> Task to carry out
Within the records that follow, find every line containing the string "title". Copy those lines.

> Items from a figure collection
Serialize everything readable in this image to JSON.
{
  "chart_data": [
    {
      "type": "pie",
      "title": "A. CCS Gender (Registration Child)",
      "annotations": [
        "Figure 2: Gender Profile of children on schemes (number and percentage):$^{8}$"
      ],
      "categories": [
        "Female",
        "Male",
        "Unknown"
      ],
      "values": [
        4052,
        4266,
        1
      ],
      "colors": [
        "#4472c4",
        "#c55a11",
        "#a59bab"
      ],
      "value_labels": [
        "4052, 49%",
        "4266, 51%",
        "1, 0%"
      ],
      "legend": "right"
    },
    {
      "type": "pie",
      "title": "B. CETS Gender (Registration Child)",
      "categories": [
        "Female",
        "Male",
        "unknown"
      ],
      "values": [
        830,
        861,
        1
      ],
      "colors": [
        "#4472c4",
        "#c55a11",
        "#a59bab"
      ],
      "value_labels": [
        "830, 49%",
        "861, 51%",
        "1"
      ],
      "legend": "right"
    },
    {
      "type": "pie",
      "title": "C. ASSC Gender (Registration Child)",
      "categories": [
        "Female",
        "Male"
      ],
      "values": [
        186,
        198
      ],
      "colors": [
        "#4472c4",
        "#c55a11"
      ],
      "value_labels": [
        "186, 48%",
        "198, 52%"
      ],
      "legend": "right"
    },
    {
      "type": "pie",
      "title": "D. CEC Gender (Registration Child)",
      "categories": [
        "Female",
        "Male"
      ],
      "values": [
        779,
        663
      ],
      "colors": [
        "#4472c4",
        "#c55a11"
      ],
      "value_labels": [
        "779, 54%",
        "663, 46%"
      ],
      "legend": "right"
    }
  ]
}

> Exercise output
      "title": "A. CCS Gender (Registration Child)",
      "title": "B. CETS Gender (Registration Child)",
      "title": "C. ASSC Gender (Registration Child)",
      "title": "D. CEC Gender (Registration Child)",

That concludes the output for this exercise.